**SHORT TASK**. The listing below is the input. Say how many of its lines contain "From", giving the number alone.

--- Begin SOURCE DATA ---

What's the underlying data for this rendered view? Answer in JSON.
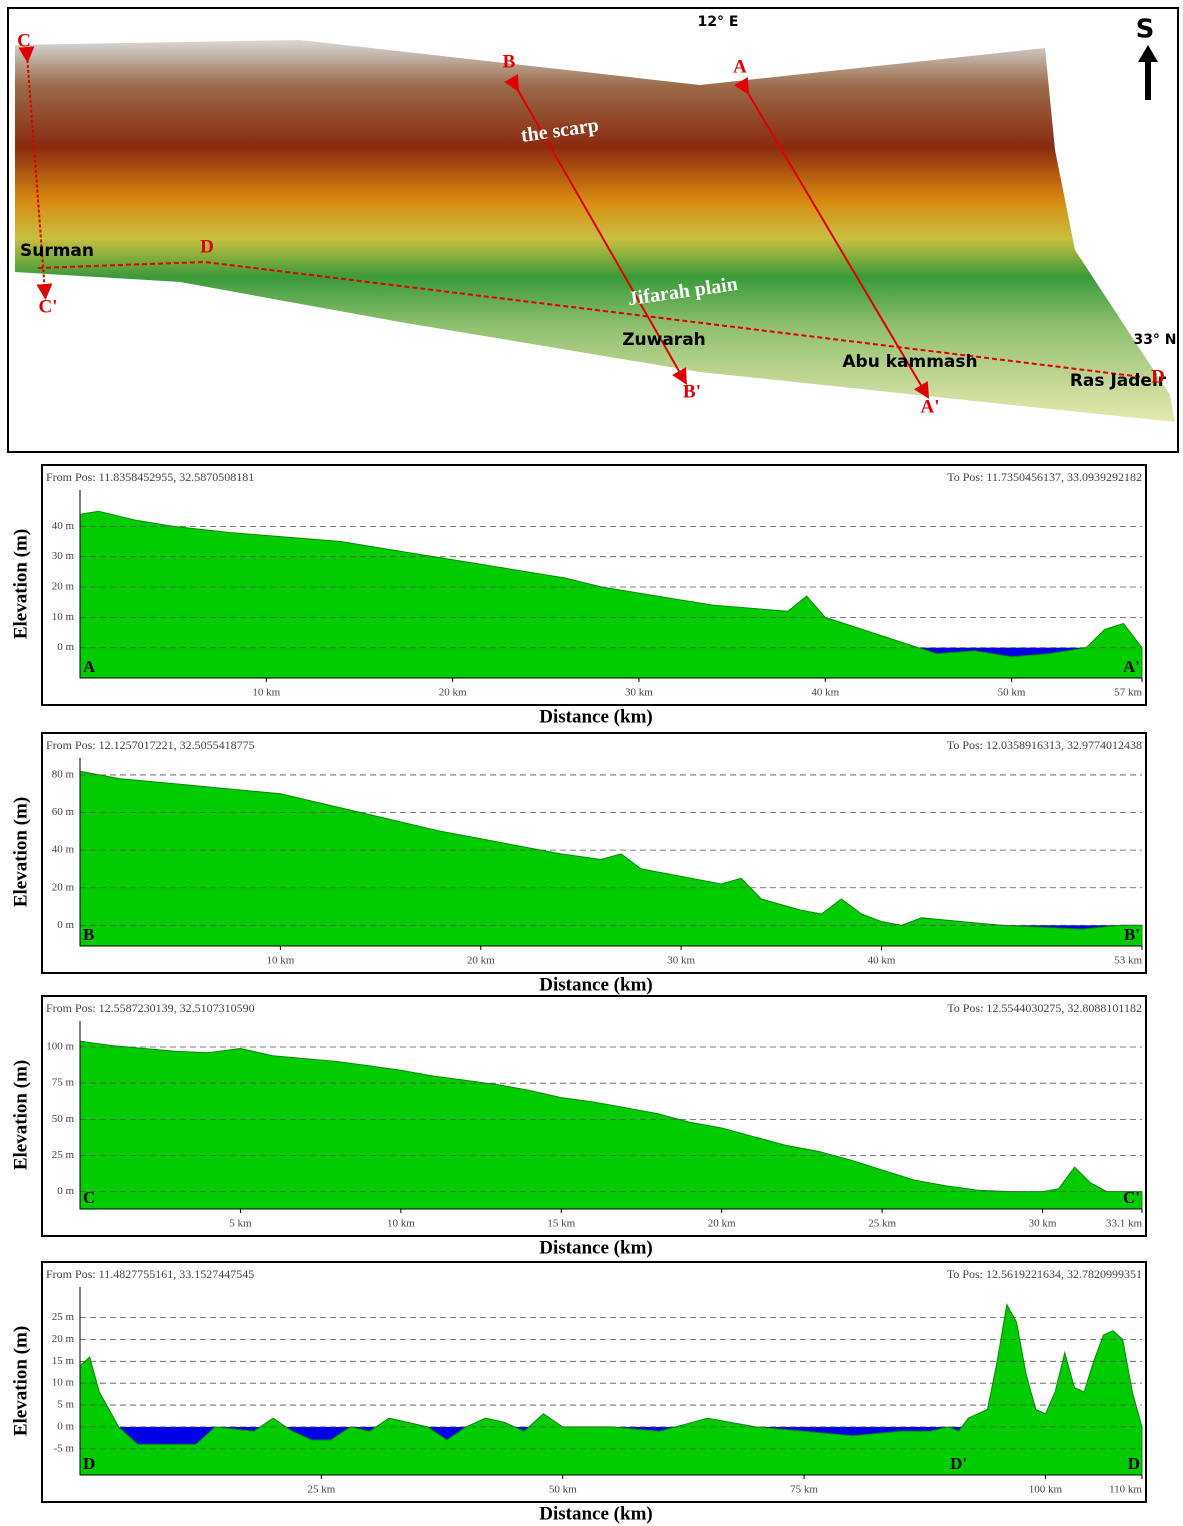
{
  "map": {
    "labels": [
      "12° E",
      "S",
      "33° N",
      "C",
      "B",
      "A",
      "the scarp",
      "Surman",
      "D",
      "C'",
      "Jifarah plain",
      "Zuwarah",
      "Abu kammash",
      "B'",
      "A'",
      "Ras Jadeir",
      "D"
    ]
  },
  "chart_data": [
    {
      "type": "area",
      "from_label": "From Pos: 11.8358452955, 32.5870508181",
      "to_label": "To Pos: 11.7350456137, 33.0939292182",
      "y_label": "Elevation (m)",
      "x_label": "Distance (km)",
      "start_label": "A",
      "end_label": "A'",
      "x": [
        0,
        1,
        3,
        5,
        8,
        10,
        12,
        14,
        16,
        18,
        20,
        22,
        24,
        26,
        28,
        30,
        32,
        34,
        36,
        38,
        39,
        40,
        42,
        44,
        45,
        46,
        48,
        50,
        52,
        54,
        55,
        56,
        57
      ],
      "values": [
        44,
        45,
        42,
        40,
        38,
        37,
        36,
        35,
        33,
        31,
        29,
        27,
        25,
        23,
        20,
        18,
        16,
        14,
        13,
        12,
        17,
        10,
        6,
        2,
        0,
        -2,
        -1,
        -3,
        -2,
        0,
        6,
        8,
        0
      ],
      "color": "#00cc00",
      "negative_color": "#0000e6",
      "xlim": [
        0,
        57
      ],
      "ylim": [
        -10,
        52
      ],
      "xticks": [
        {
          "value": 10,
          "label": "10 km"
        },
        {
          "value": 20,
          "label": "20 km"
        },
        {
          "value": 30,
          "label": "30 km"
        },
        {
          "value": 40,
          "label": "40 km"
        },
        {
          "value": 50,
          "label": "50 km"
        },
        {
          "value": 57,
          "label": "57 km"
        }
      ],
      "yticks": [
        {
          "value": 0,
          "label": "0 m"
        },
        {
          "value": 10,
          "label": "10 m"
        },
        {
          "value": 20,
          "label": "20 m"
        },
        {
          "value": 30,
          "label": "30 m"
        },
        {
          "value": 40,
          "label": "40 m"
        }
      ],
      "grid": true
    },
    {
      "type": "area",
      "from_label": "From Pos: 12.1257017221, 32.5055418775",
      "to_label": "To Pos: 12.0358916313, 32.9774012438",
      "y_label": "Elevation (m)",
      "x_label": "Distance (km)",
      "start_label": "B",
      "end_label": "B'",
      "x": [
        0,
        2,
        5,
        8,
        10,
        12,
        14,
        16,
        18,
        20,
        22,
        24,
        26,
        27,
        28,
        30,
        32,
        33,
        34,
        36,
        37,
        38,
        39,
        40,
        41,
        42,
        44,
        46,
        48,
        50,
        52,
        53
      ],
      "values": [
        82,
        78,
        75,
        72,
        70,
        65,
        60,
        55,
        50,
        46,
        42,
        38,
        35,
        38,
        30,
        26,
        22,
        25,
        14,
        8,
        6,
        14,
        6,
        2,
        0,
        4,
        2,
        0,
        -1,
        -2,
        0,
        0
      ],
      "color": "#00cc00",
      "negative_color": "#0000e6",
      "xlim": [
        0,
        53
      ],
      "ylim": [
        -11,
        89
      ],
      "xticks": [
        {
          "value": 10,
          "label": "10 km"
        },
        {
          "value": 20,
          "label": "20 km"
        },
        {
          "value": 30,
          "label": "30 km"
        },
        {
          "value": 40,
          "label": "40 km"
        },
        {
          "value": 53,
          "label": "53 km"
        }
      ],
      "yticks": [
        {
          "value": 0,
          "label": "0 m"
        },
        {
          "value": 20,
          "label": "20 m"
        },
        {
          "value": 40,
          "label": "40 m"
        },
        {
          "value": 60,
          "label": "60 m"
        },
        {
          "value": 80,
          "label": "80 m"
        }
      ],
      "grid": true
    },
    {
      "type": "area",
      "from_label": "From Pos: 12.5587230139, 32.5107310590",
      "to_label": "To Pos: 12.5544030275, 32.8088101182",
      "y_label": "Elevation (m)",
      "x_label": "Distance (km)",
      "start_label": "C",
      "end_label": "C'",
      "x": [
        0,
        1,
        2,
        3,
        4,
        5,
        6,
        7,
        8,
        9,
        10,
        11,
        12,
        13,
        14,
        15,
        16,
        17,
        18,
        19,
        20,
        21,
        22,
        23,
        24,
        25,
        26,
        27,
        28,
        29,
        30,
        30.5,
        31,
        31.5,
        32,
        33.1
      ],
      "values": [
        104,
        101,
        99,
        97,
        96,
        99,
        94,
        92,
        90,
        87,
        84,
        80,
        77,
        74,
        70,
        65,
        62,
        58,
        54,
        48,
        44,
        38,
        32,
        28,
        22,
        15,
        8,
        4,
        1,
        0,
        0,
        2,
        17,
        6,
        0,
        0
      ],
      "color": "#00cc00",
      "negative_color": "#0000e6",
      "xlim": [
        0,
        33.1
      ],
      "ylim": [
        -12,
        118
      ],
      "xticks": [
        {
          "value": 5,
          "label": "5 km"
        },
        {
          "value": 10,
          "label": "10 km"
        },
        {
          "value": 15,
          "label": "15 km"
        },
        {
          "value": 20,
          "label": "20 km"
        },
        {
          "value": 25,
          "label": "25 km"
        },
        {
          "value": 30,
          "label": "30 km"
        },
        {
          "value": 33.1,
          "label": "33.1 km"
        }
      ],
      "yticks": [
        {
          "value": 0,
          "label": "0 m"
        },
        {
          "value": 25,
          "label": "25 m"
        },
        {
          "value": 50,
          "label": "50 m"
        },
        {
          "value": 75,
          "label": "75 m"
        },
        {
          "value": 100,
          "label": "100 m"
        }
      ],
      "grid": true
    },
    {
      "type": "area",
      "from_label": "From Pos: 11.4827755161, 33.1527447545",
      "to_label": "To Pos: 12.5619221634, 32.7820999351",
      "y_label": "Elevation (m)",
      "x_label": "Distance (km)",
      "start_label": "D",
      "end_label": "D",
      "markers": [
        {
          "x": 91,
          "label": "D'"
        }
      ],
      "x": [
        0,
        1,
        2,
        3,
        4,
        6,
        10,
        12,
        14,
        18,
        20,
        22,
        24,
        26,
        28,
        30,
        32,
        36,
        38,
        40,
        42,
        44,
        46,
        48,
        50,
        55,
        60,
        65,
        70,
        75,
        80,
        85,
        88,
        90,
        91,
        92,
        94,
        95,
        96,
        97,
        98,
        99,
        100,
        101,
        102,
        103,
        104,
        105,
        106,
        107,
        108,
        109,
        110
      ],
      "values": [
        14,
        16,
        8,
        4,
        0,
        -4,
        -4,
        -4,
        0,
        -1,
        2,
        -1,
        -3,
        -3,
        0,
        -1,
        2,
        0,
        -3,
        0,
        2,
        1,
        -1,
        3,
        0,
        0,
        -1,
        2,
        0,
        -1,
        -2,
        -1,
        -1,
        0,
        -1,
        2,
        4,
        15,
        28,
        24,
        12,
        4,
        3,
        8,
        17,
        9,
        8,
        15,
        21,
        22,
        20,
        8,
        0
      ],
      "color": "#00cc00",
      "negative_color": "#0000e6",
      "xlim": [
        0,
        110
      ],
      "ylim": [
        -11,
        32
      ],
      "xticks": [
        {
          "value": 25,
          "label": "25 km"
        },
        {
          "value": 50,
          "label": "50 km"
        },
        {
          "value": 75,
          "label": "75 km"
        },
        {
          "value": 100,
          "label": "100 km"
        },
        {
          "value": 110,
          "label": "110 km"
        }
      ],
      "yticks": [
        {
          "value": -5,
          "label": "-5 m"
        },
        {
          "value": 0,
          "label": "0 m"
        },
        {
          "value": 5,
          "label": "5 m"
        },
        {
          "value": 10,
          "label": "10 m"
        },
        {
          "value": 15,
          "label": "15 m"
        },
        {
          "value": 20,
          "label": "20 m"
        },
        {
          "value": 25,
          "label": "25 m"
        }
      ],
      "grid": true
    }
  ]
}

--- End SOURCE DATA ---

**RESULT OF THIS TASK**. 4